» CHALLENGE
Extract and list every line that contains the word "marker".

── DATA TO PROCESS ──

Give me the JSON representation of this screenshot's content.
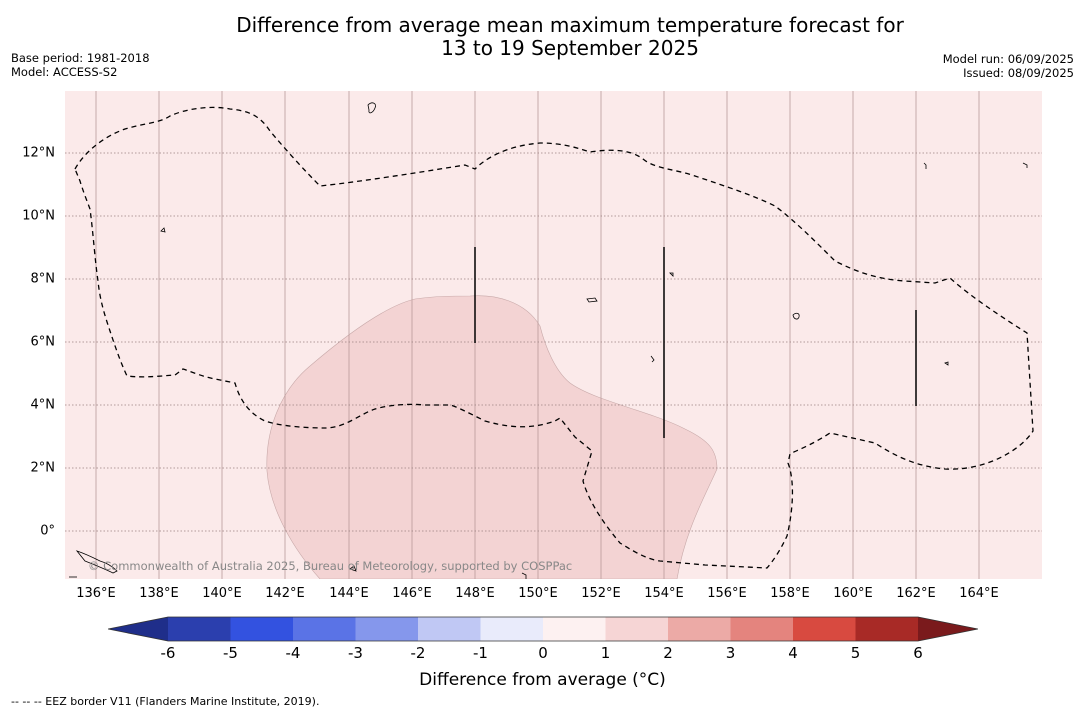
{
  "header": {
    "title_line1": "Difference from average mean maximum temperature forecast for",
    "title_line2": "13 to 19 September 2025",
    "base_period": "Base period: 1981-2018",
    "model": "Model: ACCESS-S2",
    "model_run": "Model run: 06/09/2025",
    "issued": "Issued: 08/09/2025"
  },
  "map": {
    "background_color": "#fbeaea",
    "anomaly_patch_color": "#f3d3d3",
    "longitude_labels": [
      "136°E",
      "138°E",
      "140°E",
      "142°E",
      "144°E",
      "146°E",
      "148°E",
      "150°E",
      "152°E",
      "154°E",
      "156°E",
      "158°E",
      "160°E",
      "162°E",
      "164°E"
    ],
    "latitude_labels": [
      "12°N",
      "10°N",
      "8°N",
      "6°N",
      "4°N",
      "2°N",
      "0°"
    ],
    "copyright": "© Commonwealth of Australia 2025, Bureau of Meteorology, supported by COSPPac"
  },
  "colorbar": {
    "ticks": [
      "-6",
      "-5",
      "-4",
      "-3",
      "-2",
      "-1",
      "0",
      "1",
      "2",
      "3",
      "4",
      "5",
      "6"
    ],
    "colors": [
      "#1f2e8a",
      "#2b3fae",
      "#3352e0",
      "#5a73e6",
      "#8597ec",
      "#c0c8f4",
      "#e9ebfb",
      "#fdf1f1",
      "#f6d5d5",
      "#ecaaa6",
      "#e4847e",
      "#d84a40",
      "#a82a26",
      "#7a1a1c"
    ],
    "label": "Difference from average (°C)"
  },
  "footnote": "--  --  -- EEZ border V11 (Flanders Marine Institute, 2019)."
}
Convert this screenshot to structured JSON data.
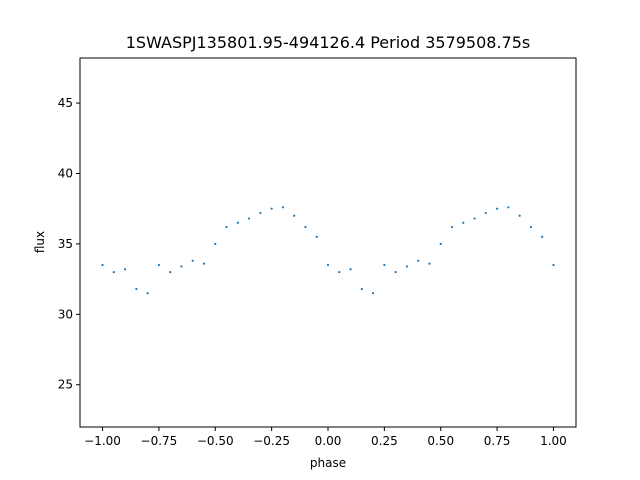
{
  "chart_data": {
    "type": "scatter",
    "title": "1SWASPJ135801.95-494126.4 Period 3579508.75s",
    "xlabel": "phase",
    "ylabel": "flux",
    "xlim": [
      -1.1,
      1.1
    ],
    "ylim": [
      22.0,
      48.2
    ],
    "x_ticks": [
      {
        "value": -1.0,
        "label": "−1.00"
      },
      {
        "value": -0.75,
        "label": "−0.75"
      },
      {
        "value": -0.5,
        "label": "−0.50"
      },
      {
        "value": -0.25,
        "label": "−0.25"
      },
      {
        "value": 0.0,
        "label": "0.00"
      },
      {
        "value": 0.25,
        "label": "0.25"
      },
      {
        "value": 0.5,
        "label": "0.50"
      },
      {
        "value": 0.75,
        "label": "0.75"
      },
      {
        "value": 1.0,
        "label": "1.00"
      }
    ],
    "y_ticks": [
      {
        "value": 25,
        "label": "25"
      },
      {
        "value": 30,
        "label": "30"
      },
      {
        "value": 35,
        "label": "35"
      },
      {
        "value": 40,
        "label": "40"
      },
      {
        "value": 45,
        "label": "45"
      }
    ],
    "grid": false,
    "series_color": "#1f77b4",
    "series": [
      {
        "name": "",
        "x": [
          -1.0,
          -0.95,
          -0.9,
          -0.85,
          -0.8,
          -0.75,
          -0.7,
          -0.65,
          -0.6,
          -0.55,
          -0.5,
          -0.45,
          -0.4,
          -0.35,
          -0.3,
          -0.25,
          -0.2,
          -0.15,
          -0.1,
          -0.05,
          0.0,
          0.05,
          0.1,
          0.15,
          0.2,
          0.25,
          0.3,
          0.35,
          0.4,
          0.45,
          0.5,
          0.55,
          0.6,
          0.65,
          0.7,
          0.75,
          0.8,
          0.85,
          0.9,
          0.95,
          1.0
        ],
        "y": [
          33.5,
          33.0,
          33.2,
          31.8,
          31.5,
          33.5,
          33.0,
          33.4,
          33.8,
          33.6,
          35.0,
          36.2,
          36.5,
          36.8,
          37.2,
          37.5,
          37.6,
          37.0,
          36.2,
          35.5,
          33.5,
          33.0,
          33.2,
          31.8,
          31.5,
          33.5,
          33.0,
          33.4,
          33.8,
          33.6,
          35.0,
          36.2,
          36.5,
          36.8,
          37.2,
          37.5,
          37.6,
          37.0,
          36.2,
          35.5,
          33.5
        ]
      }
    ]
  }
}
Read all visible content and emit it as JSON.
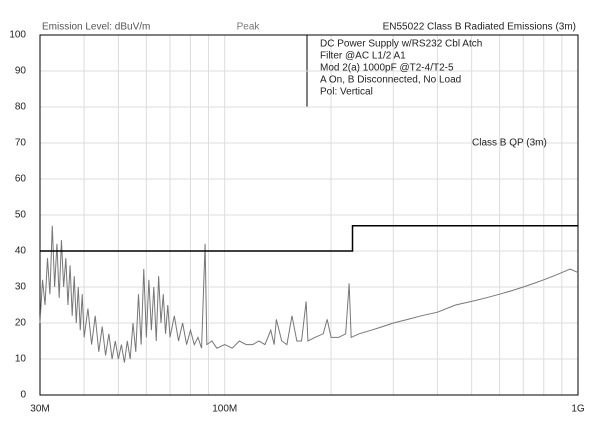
{
  "chart_data": {
    "type": "line",
    "title": "EN55022 Class B Radiated Emissions (3m)",
    "y_label": "Emission Level: dBuV/m",
    "detector": "Peak",
    "notes": [
      "DC Power Supply  w/RS232 Cbl Atch",
      "Filter @AC L1/2 A1",
      "Mod 2(a) 1000pF @T2-4/T2-5",
      "A On, B Disconnected,  No Load",
      "Pol: Vertical"
    ],
    "log_x": true,
    "xlim": [
      30,
      1000
    ],
    "ylim": [
      0,
      100
    ],
    "xticks": [
      {
        "value": 30,
        "label": "30M"
      },
      {
        "value": 100,
        "label": "100M"
      },
      {
        "value": 1000,
        "label": "1G"
      }
    ],
    "xminor": [
      40,
      50,
      60,
      70,
      80,
      90,
      200,
      300,
      400,
      500,
      600,
      700,
      800,
      900
    ],
    "yticks": [
      0,
      10,
      20,
      30,
      40,
      50,
      60,
      70,
      80,
      90,
      100
    ],
    "grid": true,
    "series": [
      {
        "color": "#777777",
        "x": [
          30,
          30.5,
          31,
          31.5,
          32,
          32.5,
          33,
          33.5,
          34,
          34.5,
          35,
          35.5,
          36,
          36.5,
          37,
          37.5,
          38,
          38.5,
          39,
          39.5,
          40,
          41,
          42,
          43,
          44,
          45,
          46,
          47,
          48,
          49,
          50,
          51,
          52,
          53,
          54,
          55,
          56,
          57,
          58,
          59,
          60,
          61,
          62,
          63,
          64,
          65,
          66,
          67,
          68,
          69,
          70,
          72,
          74,
          76,
          78,
          80,
          82,
          84,
          86,
          88,
          89,
          92,
          95,
          100,
          105,
          110,
          115,
          120,
          125,
          130,
          135,
          138,
          140,
          145,
          150,
          155,
          160,
          165,
          170,
          172,
          180,
          190,
          195,
          200,
          210,
          220,
          225,
          228,
          240,
          260,
          280,
          300,
          330,
          360,
          400,
          450,
          500,
          550,
          600,
          650,
          700,
          750,
          800,
          850,
          900,
          950,
          1000
        ],
        "values": [
          20,
          32,
          25,
          38,
          28,
          47,
          30,
          42,
          27,
          43,
          30,
          38,
          25,
          36,
          22,
          33,
          20,
          30,
          18,
          28,
          16,
          24,
          14,
          22,
          12,
          19,
          11,
          17,
          10,
          15,
          10,
          14,
          9,
          15,
          10,
          20,
          12,
          28,
          14,
          35,
          16,
          32,
          18,
          30,
          15,
          33,
          20,
          28,
          17,
          25,
          16,
          22,
          15,
          20,
          14,
          18,
          14,
          16,
          13,
          42,
          14,
          15,
          13,
          14,
          13,
          15,
          14,
          14,
          15,
          14,
          18,
          14,
          21,
          15,
          14,
          22,
          15,
          15,
          26,
          15,
          16,
          17,
          21,
          16,
          16,
          17,
          31,
          16,
          17,
          18,
          19,
          20,
          21,
          22,
          23,
          25,
          26,
          27,
          28,
          29,
          30,
          31,
          32,
          33,
          34,
          35,
          34
        ]
      },
      {
        "name": "Class B QP (3m)",
        "color": "#000000",
        "x": [
          30,
          230,
          230,
          1000
        ],
        "values": [
          40,
          40,
          47,
          47
        ]
      }
    ]
  }
}
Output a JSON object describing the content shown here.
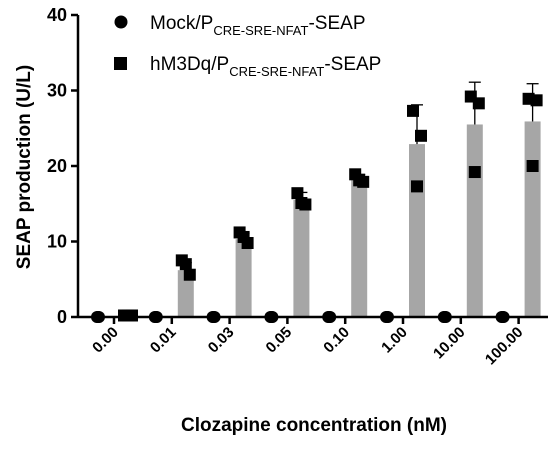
{
  "chart_data": {
    "type": "bar",
    "xlabel": "Clozapine concentration (nM)",
    "ylabel": "SEAP production (U/L)",
    "ylim": [
      0,
      40
    ],
    "yticks": [
      "0",
      "10",
      "20",
      "30",
      "40"
    ],
    "categories": [
      "0.00",
      "0.01",
      "0.03",
      "0.05",
      "0.10",
      "1.00",
      "10.00",
      "100.00"
    ],
    "legend": {
      "position": "top-left",
      "entries": [
        {
          "marker": "circle",
          "main": "Mock/P",
          "sub": "CRE-SRE-NFAT",
          "suffix": "-SEAP"
        },
        {
          "marker": "square",
          "main": "hM3Dq/P",
          "sub": "CRE-SRE-NFAT",
          "suffix": "-SEAP"
        }
      ]
    },
    "colors": {
      "bar": "#a6a6a6",
      "marker": "#000000"
    },
    "series": [
      {
        "marker": "circle",
        "bars": [
          0,
          0,
          0,
          0,
          0,
          0,
          0,
          0
        ],
        "points": [
          [
            0,
            0,
            0
          ],
          [
            0,
            0,
            0
          ],
          [
            0,
            0,
            0
          ],
          [
            0,
            0,
            0
          ],
          [
            0,
            0,
            0
          ],
          [
            0,
            0,
            0
          ],
          [
            0,
            0,
            0
          ],
          [
            0,
            0,
            0
          ]
        ]
      },
      {
        "marker": "square",
        "bars": [
          0.2,
          6.2,
          10.3,
          15.5,
          18.3,
          22.9,
          25.5,
          25.9
        ],
        "error": [
          0.1,
          1.0,
          0.8,
          1.0,
          0.6,
          5.2,
          5.6,
          5.0
        ],
        "points": [
          [
            0.2,
            0.2,
            0.2
          ],
          [
            7.5,
            5.6,
            7.0
          ],
          [
            11.2,
            9.8,
            10.6
          ],
          [
            16.4,
            14.9,
            15.1
          ],
          [
            18.9,
            17.9,
            18.1
          ],
          [
            27.3,
            24.0,
            17.3
          ],
          [
            29.2,
            28.3,
            19.2
          ],
          [
            28.9,
            28.7,
            20.0
          ]
        ]
      }
    ]
  }
}
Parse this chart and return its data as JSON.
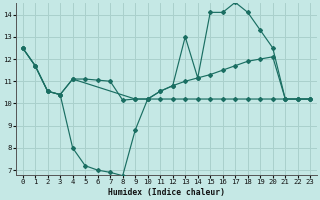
{
  "xlabel": "Humidex (Indice chaleur)",
  "bg_color": "#c5e8e5",
  "grid_color": "#aad0cc",
  "line_color": "#1a6e62",
  "xlim": [
    -0.5,
    23.5
  ],
  "ylim": [
    6.8,
    14.5
  ],
  "yticks": [
    7,
    8,
    9,
    10,
    11,
    12,
    13,
    14
  ],
  "xticks": [
    0,
    1,
    2,
    3,
    4,
    5,
    6,
    7,
    8,
    9,
    10,
    11,
    12,
    13,
    14,
    15,
    16,
    17,
    18,
    19,
    20,
    21,
    22,
    23
  ],
  "lineA_x": [
    0,
    1,
    2,
    3,
    4,
    5,
    6,
    7,
    8,
    9,
    10,
    11,
    12,
    13,
    14,
    15,
    16,
    17,
    18,
    19,
    20,
    21,
    22,
    23
  ],
  "lineA_y": [
    12.5,
    11.7,
    10.55,
    10.4,
    11.1,
    11.1,
    11.05,
    11.0,
    10.15,
    10.2,
    10.2,
    10.55,
    10.8,
    11.0,
    11.15,
    11.3,
    11.5,
    11.7,
    11.9,
    12.0,
    12.1,
    10.2,
    10.2,
    10.2
  ],
  "lineB_x": [
    0,
    1,
    2,
    3,
    4,
    5,
    6,
    7,
    8,
    9,
    10,
    11,
    12,
    13,
    14,
    15,
    16,
    17,
    18,
    19,
    20,
    21,
    22,
    23
  ],
  "lineB_y": [
    12.5,
    11.7,
    10.55,
    10.4,
    8.0,
    7.2,
    7.0,
    6.9,
    6.75,
    8.8,
    10.2,
    10.55,
    10.8,
    13.0,
    11.15,
    14.1,
    14.1,
    14.55,
    14.1,
    13.3,
    12.5,
    10.2,
    10.2,
    10.2
  ],
  "lineC_x": [
    0,
    1,
    2,
    3,
    4,
    9,
    10,
    11,
    12,
    13,
    14,
    15,
    16,
    17,
    18,
    19,
    20,
    21,
    22,
    23
  ],
  "lineC_y": [
    12.5,
    11.7,
    10.55,
    10.4,
    11.1,
    10.2,
    10.2,
    10.2,
    10.2,
    10.2,
    10.2,
    10.2,
    10.2,
    10.2,
    10.2,
    10.2,
    10.2,
    10.2,
    10.2,
    10.2
  ]
}
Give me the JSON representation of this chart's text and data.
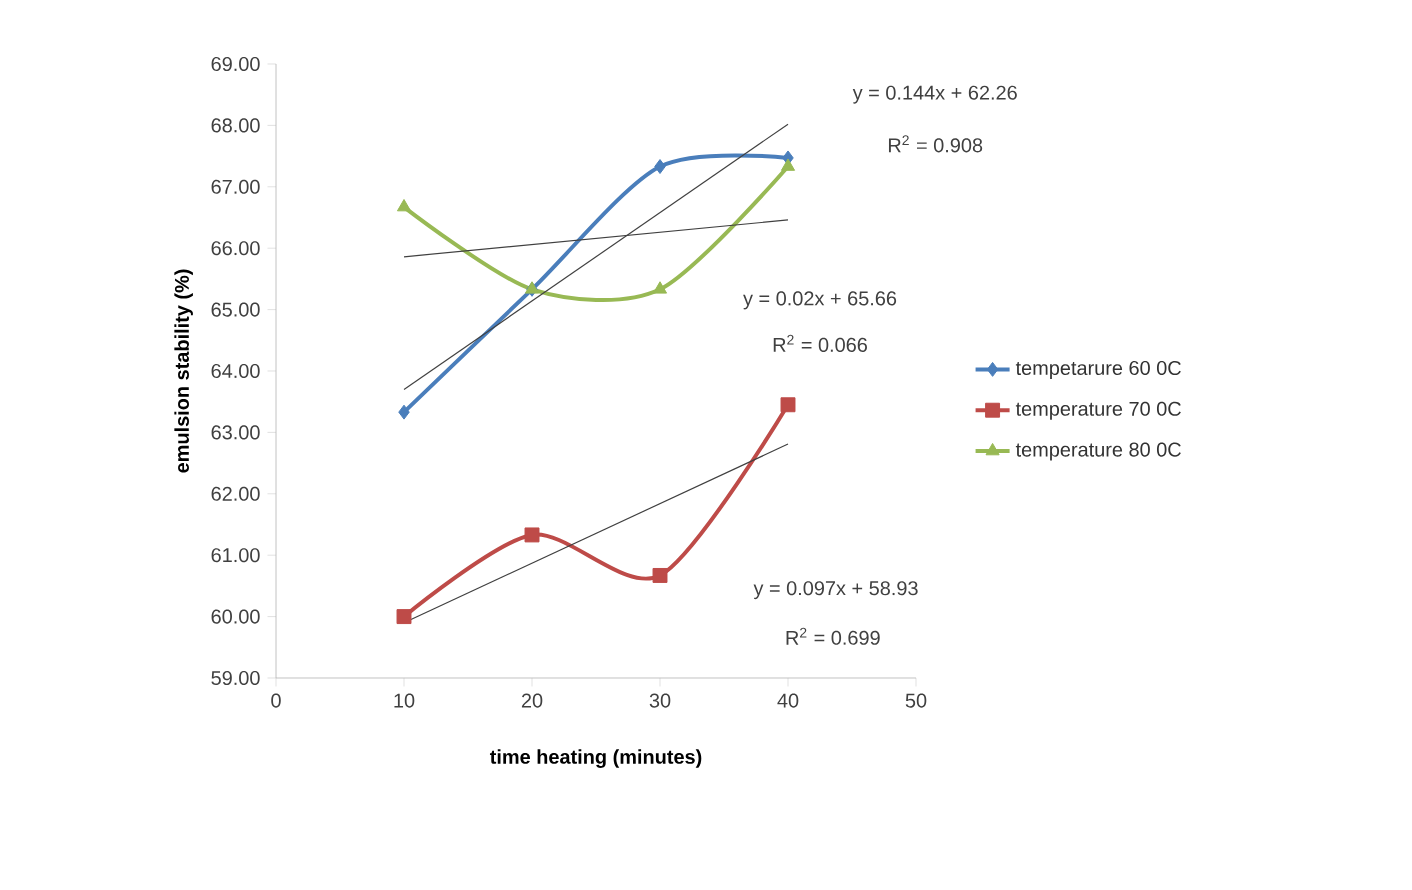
{
  "chart_data": {
    "type": "line",
    "xlabel": "time heating (minutes)",
    "ylabel": "emulsion stability (%)",
    "xlim": [
      0,
      50
    ],
    "xticks": [
      0,
      10,
      20,
      30,
      40,
      50
    ],
    "ylim": [
      59,
      69
    ],
    "yticks": [
      {
        "value": 59,
        "label": "59.00"
      },
      {
        "value": 60,
        "label": "60.00"
      },
      {
        "value": 61,
        "label": "61.00"
      },
      {
        "value": 62,
        "label": "62.00"
      },
      {
        "value": 63,
        "label": "63.00"
      },
      {
        "value": 64,
        "label": "64.00"
      },
      {
        "value": 65,
        "label": "65.00"
      },
      {
        "value": 66,
        "label": "66.00"
      },
      {
        "value": 67,
        "label": "67.00"
      },
      {
        "value": 68,
        "label": "68.00"
      },
      {
        "value": 69,
        "label": "69.00"
      }
    ],
    "x": [
      10,
      20,
      30,
      40
    ],
    "series": [
      {
        "name": "tempetarure 60 0C",
        "color": "#4a7ebb",
        "marker": "diamond",
        "values": [
          63.33,
          65.33,
          67.33,
          67.47
        ]
      },
      {
        "name": "temperature 70  0C",
        "color": "#be4b48",
        "marker": "square",
        "values": [
          60.0,
          61.33,
          60.67,
          63.45
        ]
      },
      {
        "name": "temperature 80 0C",
        "color": "#98b954",
        "marker": "triangle",
        "values": [
          66.67,
          65.33,
          65.33,
          67.33
        ]
      },
      {
        "color": "#404040",
        "marker": "none",
        "values": [
          63.7,
          null,
          null,
          68.02
        ]
      },
      {
        "color": "#404040",
        "marker": "none",
        "values": [
          65.86,
          null,
          null,
          66.46
        ]
      },
      {
        "color": "#404040",
        "marker": "none",
        "values": [
          59.9,
          null,
          null,
          62.81
        ]
      }
    ],
    "annotations": [
      "y = 0.144x + 62.26",
      "R$^{2}$ = 0.908",
      "y = 0.02x + 65.66",
      "R$^{2}$ = 0.066",
      "y = 0.097x + 58.93",
      "R$^{2}$ = 0.699"
    ],
    "legend": "right",
    "grid": false
  }
}
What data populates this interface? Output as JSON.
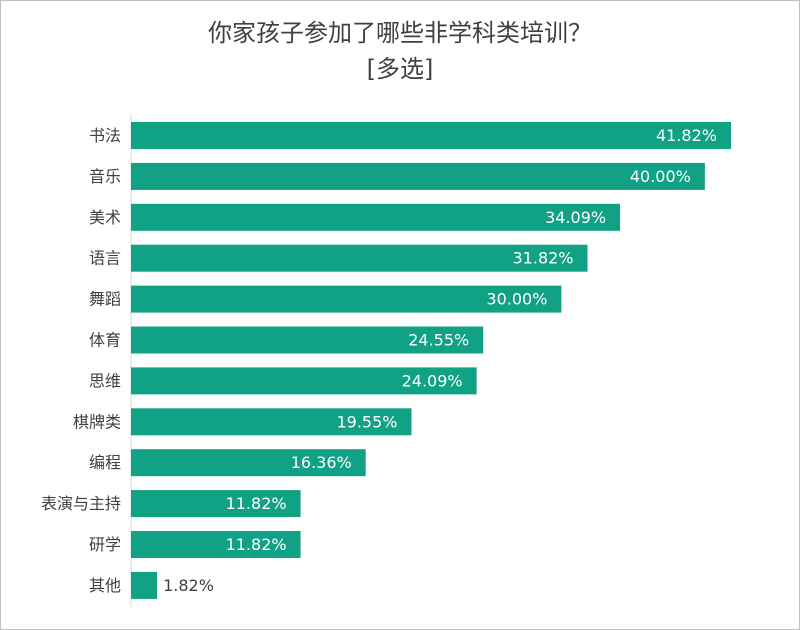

───

» FINISHED TASK
          "marker": "circle",
          "marker": "square",
      "marker": "#000000"
        "marker": "circle",
        "marker": "square",
        "marker": "diamond",
        "marker": "square",
        "marker": "triangle",
        "marker": "none",
        "marker": "none",
        "marker": "none",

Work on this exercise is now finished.